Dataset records
----------
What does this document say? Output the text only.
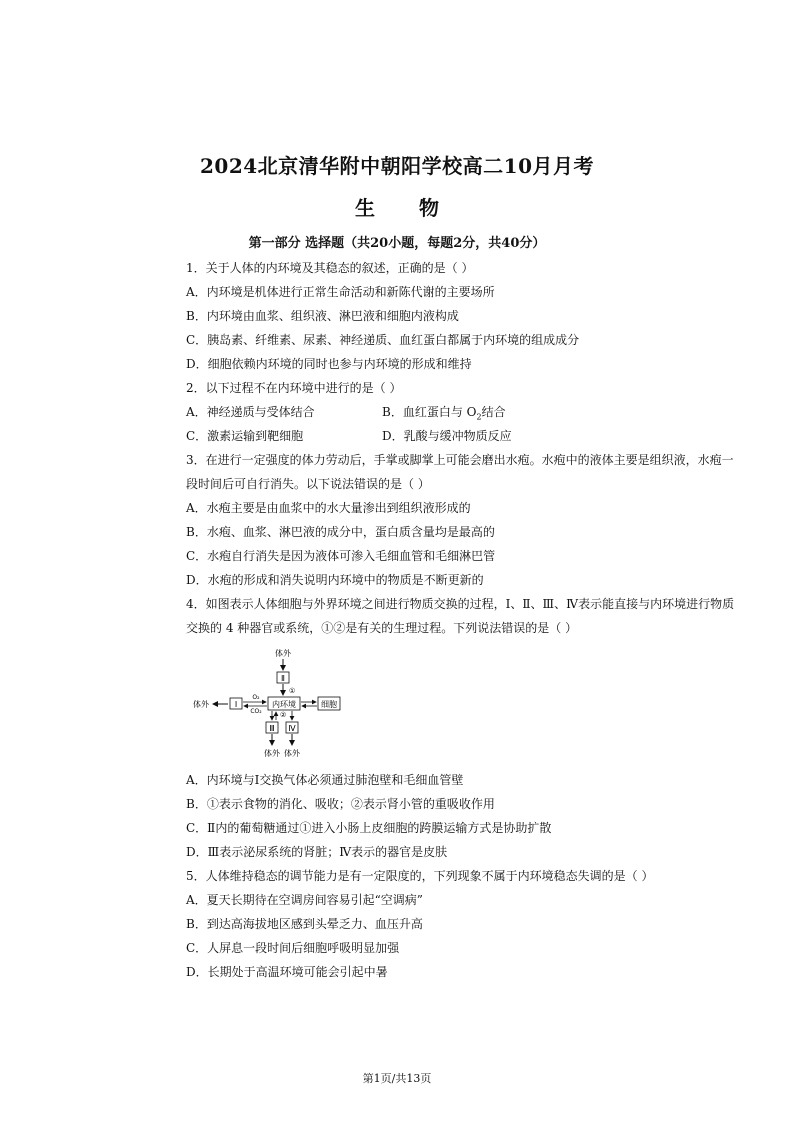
2024北京清华附中朝阳学校高二10月月考
生 物
第一部分 选择题（共20小题，每题2分，共40分）
1．关于人体的内环境及其稳态的叙述，正确的是（ ）
A．内环境是机体进行正常生命活动和新陈代谢的主要场所
B．内环境由血浆、组织液、淋巴液和细胞内液构成
C．胰岛素、纤维素、尿素、神经递质、血红蛋白都属于内环境的组成成分
D．细胞依赖内环境的同时也参与内环境的形成和维持
2．以下过程不在内环境中进行的是（ ）
A．神经递质与受体结合	B．血红蛋白与 $O_2$结合
C．激素运输到靶细胞	D．乳酸与缓冲物质反应
3．在进行一定强度的体力劳动后，手掌或脚掌上可能会磨出水疱。水疱中的液体主要是组织液，水疱一
段时间后可自行消失。以下说法错误的是（ ）
A．水疱主要是由血浆中的水大量渗出到组织液形成的
B．水疱、血浆、淋巴液的成分中，蛋白质含量均是最高的
C．水疱自行消失是因为液体可渗入毛细血管和毛细淋巴管
D．水疱的形成和消失说明内环境中的物质是不断更新的
4．如图表示人体细胞与外界环境之间进行物质交换的过程，Ⅰ、Ⅱ、Ⅲ、Ⅳ表示能直接与内环境进行物质
交换的 4 种器官或系统，①②是有关的生理过程。下列说法错误的是（ ）
体外
Ⅱ
①
体外	Ⅰ
O₂
CO₂
内环境	细胞
②
Ⅲ Ⅳ
体外 体外
A．内环境与Ⅰ交换气体必须通过肺泡壁和毛细血管壁
B．①表示食物的消化、吸收；②表示肾小管的重吸收作用
C．Ⅱ内的葡萄糖通过①进入小肠上皮细胞的跨膜运输方式是协助扩散
D．Ⅲ表示泌尿系统的肾脏；Ⅳ表示的器官是皮肤
5．人体维持稳态的调节能力是有一定限度的，下列现象不属于内环境稳态失调的是（ ）
A．夏天长期待在空调房间容易引起“空调病”
B．到达高海拔地区感到头晕乏力、血压升高
C．人屏息一段时间后细胞呼吸明显加强
D．长期处于高温环境可能会引起中暑
第1页/共13页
----------
_Written problem_:
Restate each of the entries above word for word and skip every image.

_Exercise result_:
What does this document say? Output the text only.
2024北京清华附中朝阳学校高二10月月考
生 物
第一部分 选择题（共20小题，每题2分，共40分）
1．关于人体的内环境及其稳态的叙述，正确的是（ ）
A．内环境是机体进行正常生命活动和新陈代谢的主要场所
B．内环境由血浆、组织液、淋巴液和细胞内液构成
C．胰岛素、纤维素、尿素、神经递质、血红蛋白都属于内环境的组成成分
D．细胞依赖内环境的同时也参与内环境的形成和维持
2．以下过程不在内环境中进行的是（ ）
A．神经递质与受体结合	B．血红蛋白与 $O_2$结合
C．激素运输到靶细胞	D．乳酸与缓冲物质反应
3．在进行一定强度的体力劳动后，手掌或脚掌上可能会磨出水疱。水疱中的液体主要是组织液，水疱一
段时间后可自行消失。以下说法错误的是（ ）
A．水疱主要是由血浆中的水大量渗出到组织液形成的
B．水疱、血浆、淋巴液的成分中，蛋白质含量均是最高的
C．水疱自行消失是因为液体可渗入毛细血管和毛细淋巴管
D．水疱的形成和消失说明内环境中的物质是不断更新的
4．如图表示人体细胞与外界环境之间进行物质交换的过程，Ⅰ、Ⅱ、Ⅲ、Ⅳ表示能直接与内环境进行物质
交换的 4 种器官或系统，①②是有关的生理过程。下列说法错误的是（ ）
体外
Ⅱ
①
体外	Ⅰ
O₂
CO₂
内环境	细胞
②
Ⅲ Ⅳ
体外 体外
A．内环境与Ⅰ交换气体必须通过肺泡壁和毛细血管壁
B．①表示食物的消化、吸收；②表示肾小管的重吸收作用
C．Ⅱ内的葡萄糖通过①进入小肠上皮细胞的跨膜运输方式是协助扩散
D．Ⅲ表示泌尿系统的肾脏；Ⅳ表示的器官是皮肤
5．人体维持稳态的调节能力是有一定限度的，下列现象不属于内环境稳态失调的是（ ）
A．夏天长期待在空调房间容易引起“空调病”
B．到达高海拔地区感到头晕乏力、血压升高
C．人屏息一段时间后细胞呼吸明显加强
D．长期处于高温环境可能会引起中暑
第1页/共13页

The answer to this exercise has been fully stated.